Goal: Check each line of the data below for the word "nemokėti", then extract the ones that have it.

Supplied entries:
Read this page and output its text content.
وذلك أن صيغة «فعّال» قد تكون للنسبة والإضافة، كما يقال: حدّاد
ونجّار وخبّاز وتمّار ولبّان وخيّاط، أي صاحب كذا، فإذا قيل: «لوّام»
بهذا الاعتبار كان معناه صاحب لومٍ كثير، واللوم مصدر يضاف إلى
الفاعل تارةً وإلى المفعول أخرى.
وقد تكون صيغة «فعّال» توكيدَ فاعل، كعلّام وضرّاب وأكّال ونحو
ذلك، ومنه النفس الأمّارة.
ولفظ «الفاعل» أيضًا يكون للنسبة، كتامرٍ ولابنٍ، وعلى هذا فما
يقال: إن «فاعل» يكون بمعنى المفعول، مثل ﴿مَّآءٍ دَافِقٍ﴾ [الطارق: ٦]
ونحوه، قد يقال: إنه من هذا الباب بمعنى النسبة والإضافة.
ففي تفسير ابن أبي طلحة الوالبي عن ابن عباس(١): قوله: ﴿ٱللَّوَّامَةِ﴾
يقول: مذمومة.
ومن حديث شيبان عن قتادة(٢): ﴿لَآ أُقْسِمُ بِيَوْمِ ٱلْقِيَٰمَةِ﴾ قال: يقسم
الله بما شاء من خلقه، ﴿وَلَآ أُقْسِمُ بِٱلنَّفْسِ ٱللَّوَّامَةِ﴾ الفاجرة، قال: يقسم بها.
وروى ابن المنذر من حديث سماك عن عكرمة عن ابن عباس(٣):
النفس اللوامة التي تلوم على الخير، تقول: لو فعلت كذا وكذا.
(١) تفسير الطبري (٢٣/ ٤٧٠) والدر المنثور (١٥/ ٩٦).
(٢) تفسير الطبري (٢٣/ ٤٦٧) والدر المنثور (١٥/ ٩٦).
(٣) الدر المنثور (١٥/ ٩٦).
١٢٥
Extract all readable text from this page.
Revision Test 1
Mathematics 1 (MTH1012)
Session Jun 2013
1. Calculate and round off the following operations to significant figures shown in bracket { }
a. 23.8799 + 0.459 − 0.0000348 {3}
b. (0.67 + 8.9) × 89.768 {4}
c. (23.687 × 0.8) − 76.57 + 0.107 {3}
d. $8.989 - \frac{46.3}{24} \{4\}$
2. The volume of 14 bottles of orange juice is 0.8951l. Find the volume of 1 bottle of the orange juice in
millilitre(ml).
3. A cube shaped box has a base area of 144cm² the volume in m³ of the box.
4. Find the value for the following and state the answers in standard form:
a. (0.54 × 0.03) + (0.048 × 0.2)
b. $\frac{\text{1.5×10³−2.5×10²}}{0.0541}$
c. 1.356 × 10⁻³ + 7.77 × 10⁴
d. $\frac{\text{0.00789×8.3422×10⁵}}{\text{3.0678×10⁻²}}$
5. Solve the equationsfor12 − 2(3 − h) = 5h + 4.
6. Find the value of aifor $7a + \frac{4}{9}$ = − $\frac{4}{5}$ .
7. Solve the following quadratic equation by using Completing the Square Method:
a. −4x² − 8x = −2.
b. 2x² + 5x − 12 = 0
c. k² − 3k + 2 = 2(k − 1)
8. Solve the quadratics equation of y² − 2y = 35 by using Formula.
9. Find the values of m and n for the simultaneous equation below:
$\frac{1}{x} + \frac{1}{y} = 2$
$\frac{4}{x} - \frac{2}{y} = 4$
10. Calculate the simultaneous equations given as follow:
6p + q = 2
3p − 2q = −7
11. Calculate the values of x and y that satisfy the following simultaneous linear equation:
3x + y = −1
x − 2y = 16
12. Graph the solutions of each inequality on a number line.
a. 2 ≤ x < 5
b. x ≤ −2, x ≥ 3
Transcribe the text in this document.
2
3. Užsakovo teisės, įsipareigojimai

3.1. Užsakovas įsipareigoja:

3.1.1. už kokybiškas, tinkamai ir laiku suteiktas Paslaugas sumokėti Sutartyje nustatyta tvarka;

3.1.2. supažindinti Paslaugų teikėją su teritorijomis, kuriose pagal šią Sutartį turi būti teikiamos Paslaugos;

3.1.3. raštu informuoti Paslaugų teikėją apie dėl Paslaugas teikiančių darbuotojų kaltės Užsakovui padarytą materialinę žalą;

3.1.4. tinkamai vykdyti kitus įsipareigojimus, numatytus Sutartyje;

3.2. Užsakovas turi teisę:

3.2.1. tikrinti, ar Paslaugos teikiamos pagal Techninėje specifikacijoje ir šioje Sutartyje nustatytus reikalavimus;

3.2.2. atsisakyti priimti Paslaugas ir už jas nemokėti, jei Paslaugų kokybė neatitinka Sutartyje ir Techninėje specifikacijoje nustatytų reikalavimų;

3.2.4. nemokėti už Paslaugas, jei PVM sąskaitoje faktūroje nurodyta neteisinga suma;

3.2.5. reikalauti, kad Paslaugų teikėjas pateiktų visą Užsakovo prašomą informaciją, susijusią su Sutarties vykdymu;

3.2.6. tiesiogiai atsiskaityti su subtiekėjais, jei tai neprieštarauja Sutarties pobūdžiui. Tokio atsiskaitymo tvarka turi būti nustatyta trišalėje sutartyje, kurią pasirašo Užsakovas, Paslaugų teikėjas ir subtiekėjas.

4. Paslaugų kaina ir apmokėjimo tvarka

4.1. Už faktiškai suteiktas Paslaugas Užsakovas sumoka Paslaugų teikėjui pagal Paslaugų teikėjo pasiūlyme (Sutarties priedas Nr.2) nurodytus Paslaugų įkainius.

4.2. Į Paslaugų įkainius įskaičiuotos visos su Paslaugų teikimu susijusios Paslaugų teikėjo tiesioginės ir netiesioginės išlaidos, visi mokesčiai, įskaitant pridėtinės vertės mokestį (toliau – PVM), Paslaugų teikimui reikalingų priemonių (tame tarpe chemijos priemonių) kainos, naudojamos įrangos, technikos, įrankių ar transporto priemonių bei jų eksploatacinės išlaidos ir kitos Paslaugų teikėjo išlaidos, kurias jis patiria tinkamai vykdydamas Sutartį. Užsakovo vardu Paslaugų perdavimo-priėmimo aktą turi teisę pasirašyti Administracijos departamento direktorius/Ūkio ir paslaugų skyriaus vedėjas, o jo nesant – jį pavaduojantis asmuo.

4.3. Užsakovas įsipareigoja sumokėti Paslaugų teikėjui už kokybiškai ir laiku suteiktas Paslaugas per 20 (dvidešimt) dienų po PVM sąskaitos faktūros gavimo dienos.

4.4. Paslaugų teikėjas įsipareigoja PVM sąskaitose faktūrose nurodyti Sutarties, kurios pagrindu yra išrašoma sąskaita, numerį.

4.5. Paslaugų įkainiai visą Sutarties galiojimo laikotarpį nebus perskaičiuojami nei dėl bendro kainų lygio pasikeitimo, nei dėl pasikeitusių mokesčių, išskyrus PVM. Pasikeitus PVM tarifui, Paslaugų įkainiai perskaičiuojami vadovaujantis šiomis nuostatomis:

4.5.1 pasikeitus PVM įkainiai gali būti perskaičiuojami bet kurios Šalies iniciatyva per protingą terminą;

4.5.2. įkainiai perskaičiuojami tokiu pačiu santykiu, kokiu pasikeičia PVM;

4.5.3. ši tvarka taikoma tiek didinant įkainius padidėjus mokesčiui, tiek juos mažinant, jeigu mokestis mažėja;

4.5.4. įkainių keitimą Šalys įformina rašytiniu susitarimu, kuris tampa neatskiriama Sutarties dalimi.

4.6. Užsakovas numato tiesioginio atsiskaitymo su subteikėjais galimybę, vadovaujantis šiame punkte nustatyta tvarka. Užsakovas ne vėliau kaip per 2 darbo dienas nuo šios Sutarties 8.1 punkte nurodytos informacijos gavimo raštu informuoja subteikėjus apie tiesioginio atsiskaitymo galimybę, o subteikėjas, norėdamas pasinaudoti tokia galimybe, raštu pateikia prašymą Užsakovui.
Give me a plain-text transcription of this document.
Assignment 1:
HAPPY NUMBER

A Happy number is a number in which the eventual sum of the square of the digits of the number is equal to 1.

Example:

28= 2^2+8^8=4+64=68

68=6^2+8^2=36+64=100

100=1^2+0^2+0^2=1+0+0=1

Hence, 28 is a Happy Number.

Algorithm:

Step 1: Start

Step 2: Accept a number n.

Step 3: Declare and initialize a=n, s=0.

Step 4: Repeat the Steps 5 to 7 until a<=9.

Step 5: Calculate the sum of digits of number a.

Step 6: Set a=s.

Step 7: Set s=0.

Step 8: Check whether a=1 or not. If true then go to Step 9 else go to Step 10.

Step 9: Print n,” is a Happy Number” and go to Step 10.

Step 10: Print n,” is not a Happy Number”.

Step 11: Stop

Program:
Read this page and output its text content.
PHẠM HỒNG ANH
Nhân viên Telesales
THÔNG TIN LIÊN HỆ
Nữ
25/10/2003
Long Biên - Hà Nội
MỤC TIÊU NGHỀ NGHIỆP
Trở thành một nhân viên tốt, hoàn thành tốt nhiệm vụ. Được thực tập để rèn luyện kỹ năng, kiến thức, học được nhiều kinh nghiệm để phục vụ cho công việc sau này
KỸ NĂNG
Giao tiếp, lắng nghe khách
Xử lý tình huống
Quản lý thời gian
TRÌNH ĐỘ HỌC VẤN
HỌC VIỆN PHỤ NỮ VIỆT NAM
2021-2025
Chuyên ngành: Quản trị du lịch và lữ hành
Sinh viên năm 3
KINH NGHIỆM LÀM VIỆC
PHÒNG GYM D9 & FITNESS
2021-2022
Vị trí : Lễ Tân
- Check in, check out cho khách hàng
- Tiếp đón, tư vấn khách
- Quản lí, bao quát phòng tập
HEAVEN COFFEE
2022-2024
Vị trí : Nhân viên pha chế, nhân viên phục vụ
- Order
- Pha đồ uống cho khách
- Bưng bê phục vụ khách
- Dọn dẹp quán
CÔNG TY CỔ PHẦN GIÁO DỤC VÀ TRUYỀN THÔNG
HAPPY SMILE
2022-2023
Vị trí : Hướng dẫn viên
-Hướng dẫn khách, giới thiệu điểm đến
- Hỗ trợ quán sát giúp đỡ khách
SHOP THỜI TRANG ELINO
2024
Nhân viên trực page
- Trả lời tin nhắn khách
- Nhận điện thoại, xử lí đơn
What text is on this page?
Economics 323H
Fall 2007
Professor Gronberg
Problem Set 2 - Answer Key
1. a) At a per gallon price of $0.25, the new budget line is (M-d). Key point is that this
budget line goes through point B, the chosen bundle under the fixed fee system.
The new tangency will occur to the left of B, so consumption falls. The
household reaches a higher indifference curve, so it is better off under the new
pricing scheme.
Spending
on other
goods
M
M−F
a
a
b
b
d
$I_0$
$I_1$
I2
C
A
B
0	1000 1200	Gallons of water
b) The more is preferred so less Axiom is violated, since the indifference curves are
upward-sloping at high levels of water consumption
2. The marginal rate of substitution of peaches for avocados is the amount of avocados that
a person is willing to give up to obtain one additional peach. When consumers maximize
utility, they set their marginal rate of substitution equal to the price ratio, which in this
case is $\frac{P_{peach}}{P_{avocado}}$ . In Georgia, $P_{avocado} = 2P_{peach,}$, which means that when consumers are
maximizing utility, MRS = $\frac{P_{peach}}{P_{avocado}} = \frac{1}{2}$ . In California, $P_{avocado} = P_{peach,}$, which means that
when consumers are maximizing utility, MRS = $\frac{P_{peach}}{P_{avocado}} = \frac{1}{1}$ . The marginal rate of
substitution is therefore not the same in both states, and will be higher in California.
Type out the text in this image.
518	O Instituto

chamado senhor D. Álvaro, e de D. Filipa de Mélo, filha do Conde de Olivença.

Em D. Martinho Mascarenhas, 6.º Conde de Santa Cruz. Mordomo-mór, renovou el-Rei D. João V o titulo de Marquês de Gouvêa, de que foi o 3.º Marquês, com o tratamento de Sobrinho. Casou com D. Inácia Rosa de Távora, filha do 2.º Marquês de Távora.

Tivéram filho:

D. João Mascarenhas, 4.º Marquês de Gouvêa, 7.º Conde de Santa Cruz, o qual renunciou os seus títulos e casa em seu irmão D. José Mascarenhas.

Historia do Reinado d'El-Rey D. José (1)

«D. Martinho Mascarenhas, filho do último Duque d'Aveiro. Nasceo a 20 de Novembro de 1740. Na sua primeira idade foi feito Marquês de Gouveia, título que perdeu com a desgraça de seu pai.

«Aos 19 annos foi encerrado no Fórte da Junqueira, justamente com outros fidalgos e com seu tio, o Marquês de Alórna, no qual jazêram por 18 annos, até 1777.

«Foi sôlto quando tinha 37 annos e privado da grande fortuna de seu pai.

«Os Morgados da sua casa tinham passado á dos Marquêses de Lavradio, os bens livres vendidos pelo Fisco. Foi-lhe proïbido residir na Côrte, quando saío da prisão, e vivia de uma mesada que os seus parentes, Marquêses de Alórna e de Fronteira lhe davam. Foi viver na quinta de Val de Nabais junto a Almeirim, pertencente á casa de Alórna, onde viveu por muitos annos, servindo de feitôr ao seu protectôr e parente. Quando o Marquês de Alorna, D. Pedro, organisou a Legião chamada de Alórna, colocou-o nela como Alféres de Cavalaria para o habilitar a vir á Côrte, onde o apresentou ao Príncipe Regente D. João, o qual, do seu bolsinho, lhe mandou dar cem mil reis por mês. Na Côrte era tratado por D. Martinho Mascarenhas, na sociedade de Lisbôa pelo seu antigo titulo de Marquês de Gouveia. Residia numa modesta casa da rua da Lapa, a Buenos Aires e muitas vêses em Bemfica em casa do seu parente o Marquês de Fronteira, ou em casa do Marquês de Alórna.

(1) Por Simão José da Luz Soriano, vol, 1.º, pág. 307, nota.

Output for this exercise:
3.2.2. atsisakyti priimti Paslaugas ir už jas nemokėti, jei Paslaugų kokybė neatitinka Sutartyje ir Techninėje specifikacijoje nustatytų reikalavimų;
3.2.4. nemokėti už Paslaugas, jei PVM sąskaitoje faktūroje nurodyta neteisinga suma;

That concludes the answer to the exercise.